[Required work] Scan the lines and state how many carry "document". Leave out everything but the number.

[Given records]
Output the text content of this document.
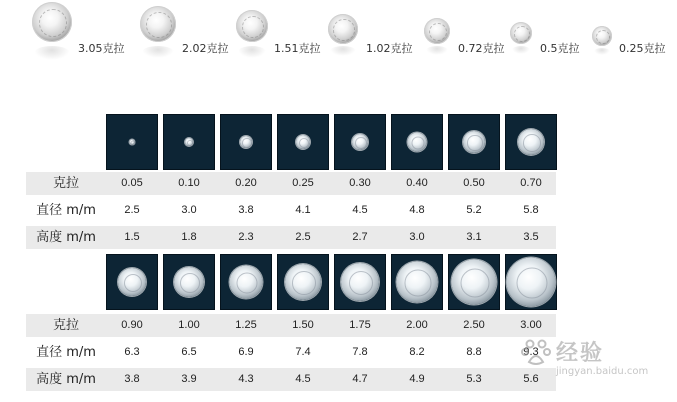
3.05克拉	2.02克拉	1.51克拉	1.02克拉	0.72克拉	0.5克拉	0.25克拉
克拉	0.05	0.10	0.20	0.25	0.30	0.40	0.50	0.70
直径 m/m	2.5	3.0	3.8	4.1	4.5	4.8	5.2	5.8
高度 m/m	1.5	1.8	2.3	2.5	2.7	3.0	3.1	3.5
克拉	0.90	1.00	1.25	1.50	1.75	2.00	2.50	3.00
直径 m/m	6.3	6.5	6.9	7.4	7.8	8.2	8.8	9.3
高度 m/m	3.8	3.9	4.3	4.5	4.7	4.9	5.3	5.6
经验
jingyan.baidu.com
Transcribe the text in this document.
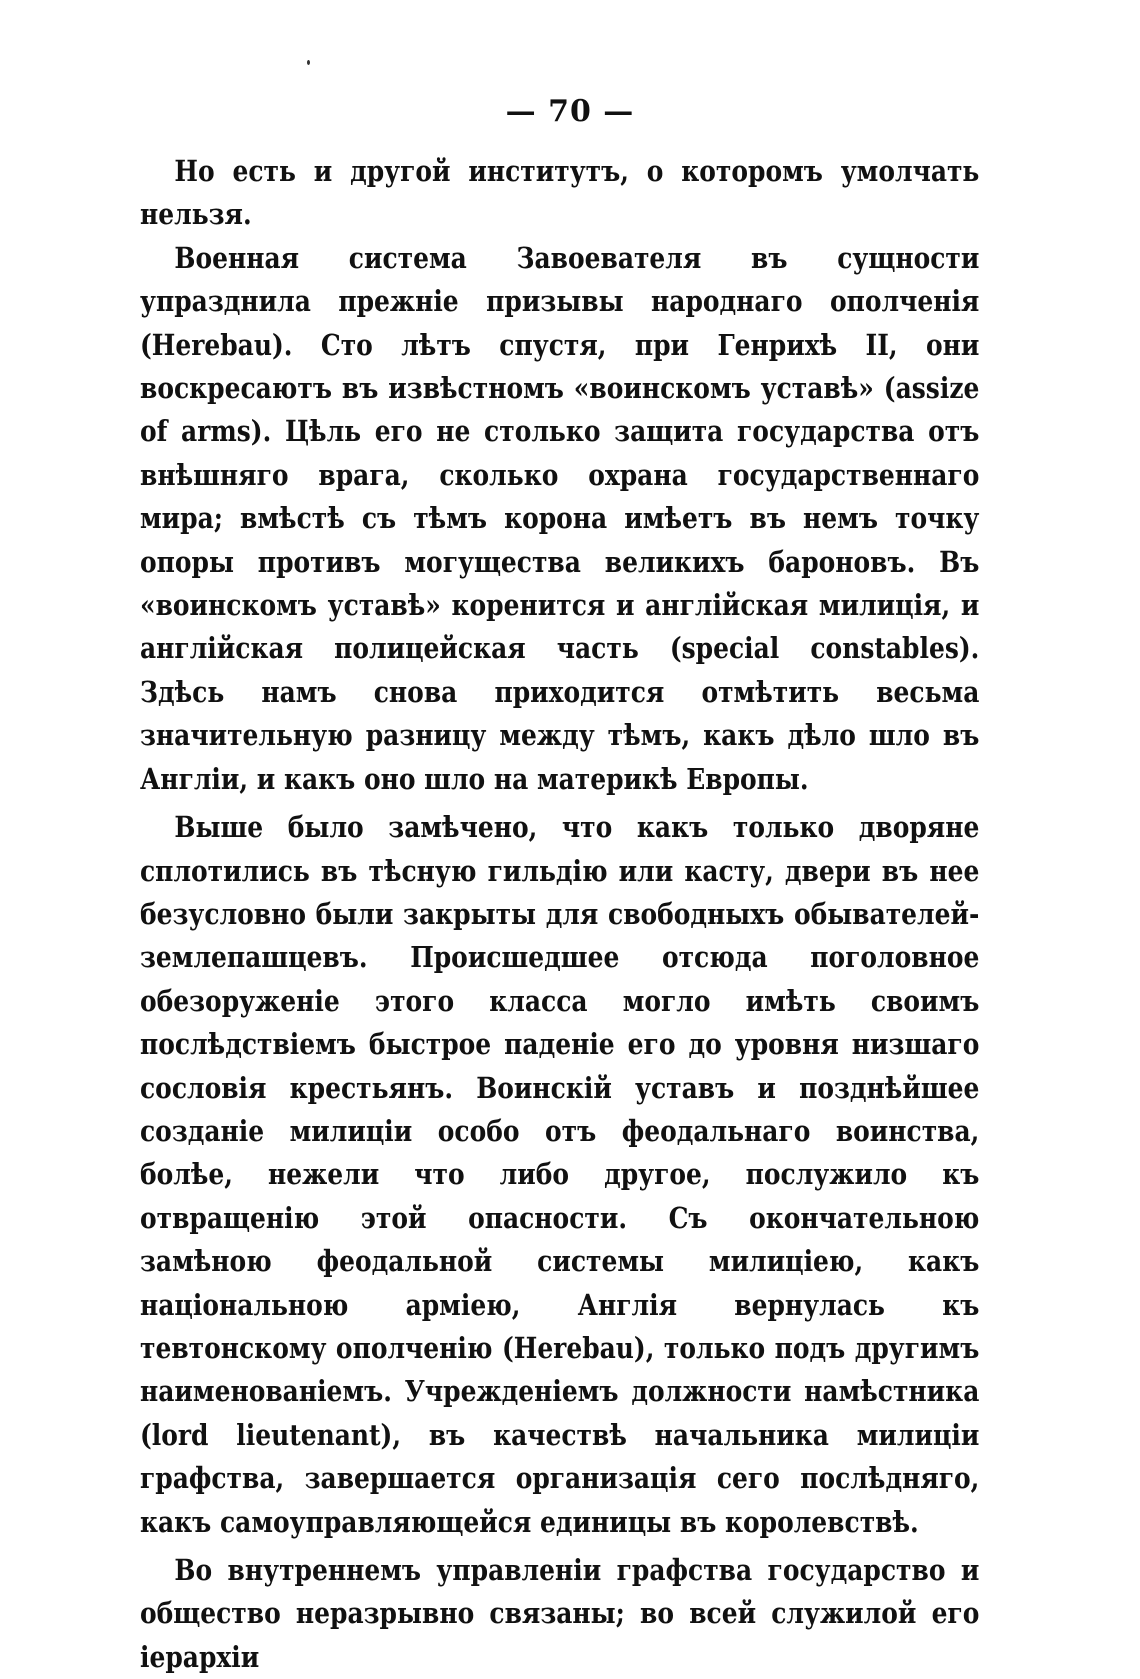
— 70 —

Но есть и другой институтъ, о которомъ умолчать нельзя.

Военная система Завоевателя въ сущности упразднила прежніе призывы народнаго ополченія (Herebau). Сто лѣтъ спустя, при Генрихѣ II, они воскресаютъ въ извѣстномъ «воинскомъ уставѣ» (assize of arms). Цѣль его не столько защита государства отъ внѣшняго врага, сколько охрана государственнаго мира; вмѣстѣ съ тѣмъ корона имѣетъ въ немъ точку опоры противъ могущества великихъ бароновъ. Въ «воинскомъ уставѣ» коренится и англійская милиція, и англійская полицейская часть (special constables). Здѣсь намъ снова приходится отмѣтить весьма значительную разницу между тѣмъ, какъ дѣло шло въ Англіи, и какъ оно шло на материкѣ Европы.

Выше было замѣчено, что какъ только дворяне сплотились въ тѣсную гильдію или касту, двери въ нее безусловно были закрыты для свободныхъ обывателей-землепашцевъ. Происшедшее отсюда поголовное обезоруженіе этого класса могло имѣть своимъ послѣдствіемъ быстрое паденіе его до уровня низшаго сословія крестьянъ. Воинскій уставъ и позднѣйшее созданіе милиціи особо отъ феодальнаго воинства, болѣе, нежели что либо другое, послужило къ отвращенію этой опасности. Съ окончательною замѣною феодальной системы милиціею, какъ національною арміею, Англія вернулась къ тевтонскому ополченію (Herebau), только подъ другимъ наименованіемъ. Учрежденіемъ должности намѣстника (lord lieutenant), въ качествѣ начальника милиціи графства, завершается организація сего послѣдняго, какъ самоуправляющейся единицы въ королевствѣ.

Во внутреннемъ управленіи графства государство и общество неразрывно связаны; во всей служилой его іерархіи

[Worked answer] 2